- TASK REQUIREMENTS -
Skip the pictures and extract all of the lines exactly as written.

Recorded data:
━━━━━━━━━━━━━━━━

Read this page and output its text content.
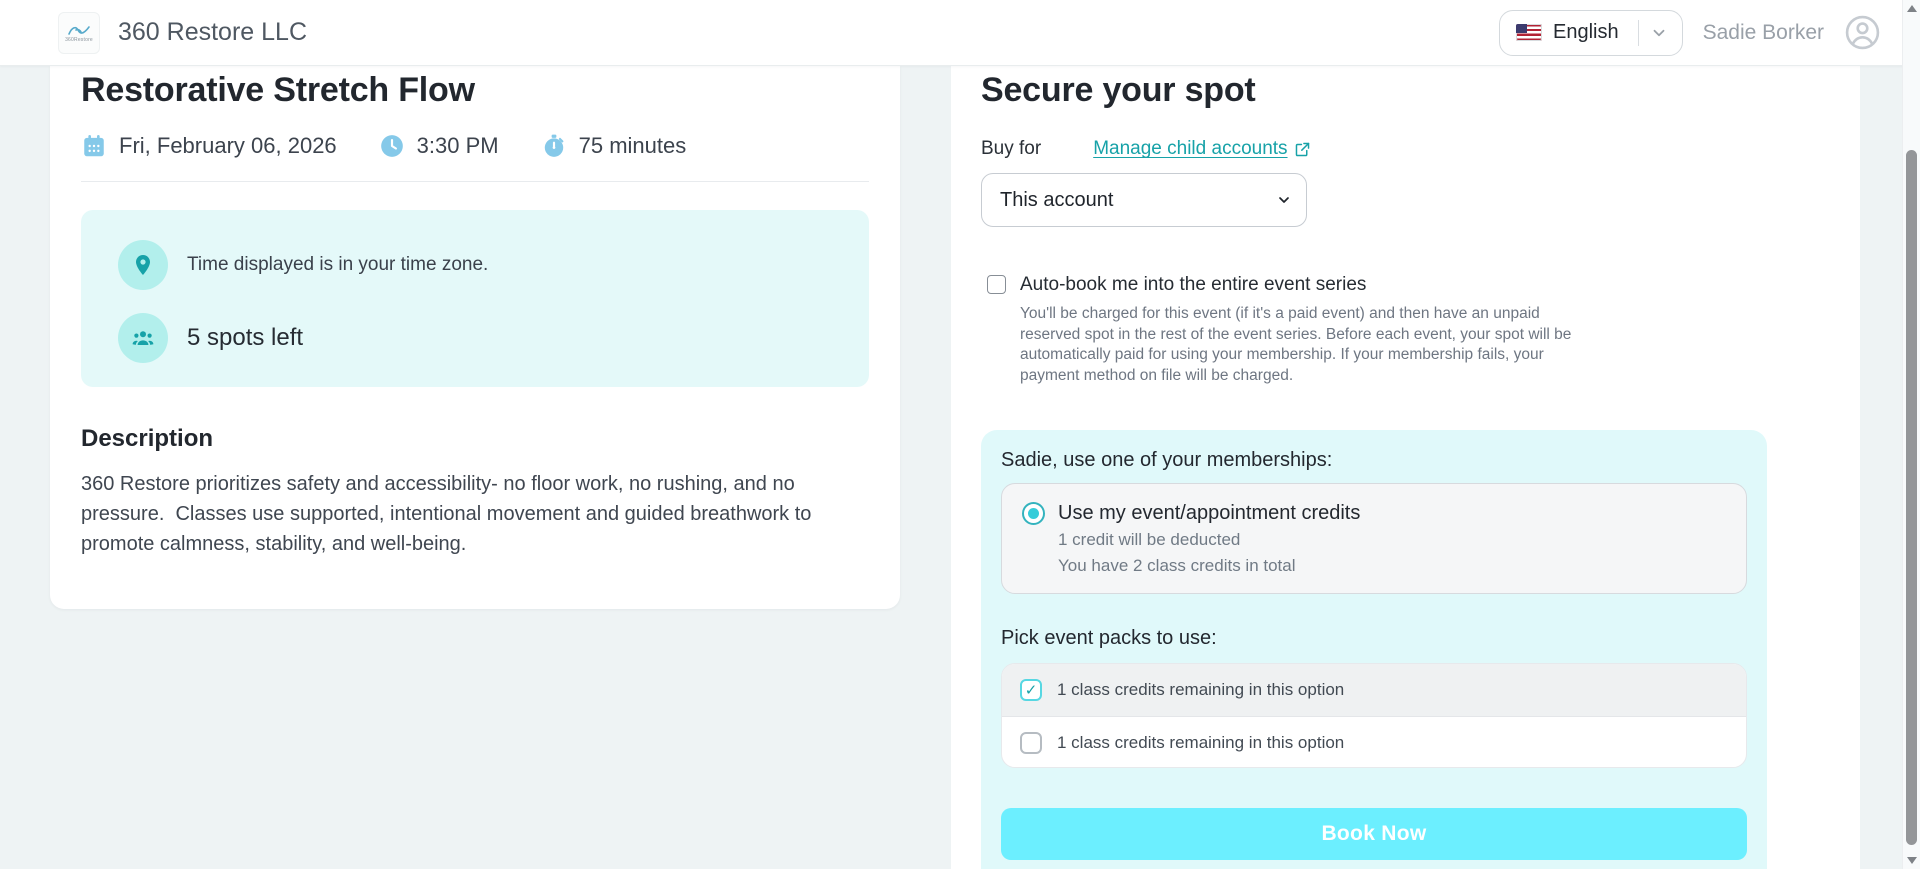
360Restore 360 Restore LLC	English	Sadie Borker
Restorative Stretch Flow
Fri, February 06, 2026	3:30 PM	75 minutes
Time displayed is in your time zone.
5 spots left
Description

360 Restore prioritizes safety and accessibility- no floor work, no rushing, and no pressure.  Classes use supported, intentional movement and guided breathwork to promote calmness, stability, and well-being.

Secure your spot
Buy for	Manage child accounts
This account
Auto-book me into the entire event series

You'll be charged for this event (if it's a paid event) and then have an unpaid reserved spot in the rest of the event series. Before each event, your spot will be automatically paid for using your membership. If your membership fails, your payment method on file will be charged.

Sadie, use one of your memberships:
Use my event/appointment credits
1 credit will be deducted
You have 2 class credits in total
Pick event packs to use:
✓ 1 class credits remaining in this option
1 class credits remaining in this option
Book Now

━━━━━━━━━━━━━━━━

- ANSWER FOR THE TASK -
Read this page and output its text content.
360Restore 360 Restore LLC	English	Sadie Borker
Restorative Stretch Flow
Fri, February 06, 2026	3:30 PM	75 minutes
Time displayed is in your time zone.
5 spots left
Description

360 Restore prioritizes safety and accessibility- no floor work, no rushing, and no pressure.  Classes use supported, intentional movement and guided breathwork to promote calmness, stability, and well-being.

Secure your spot
Buy for	Manage child accounts
This account
Auto-book me into the entire event series

You'll be charged for this event (if it's a paid event) and then have an unpaid reserved spot in the rest of the event series. Before each event, your spot will be automatically paid for using your membership. If your membership fails, your payment method on file will be charged.

Sadie, use one of your memberships:
Use my event/appointment credits
1 credit will be deducted
You have 2 class credits in total
Pick event packs to use:
✓ 1 class credits remaining in this option
1 class credits remaining in this option
Book Now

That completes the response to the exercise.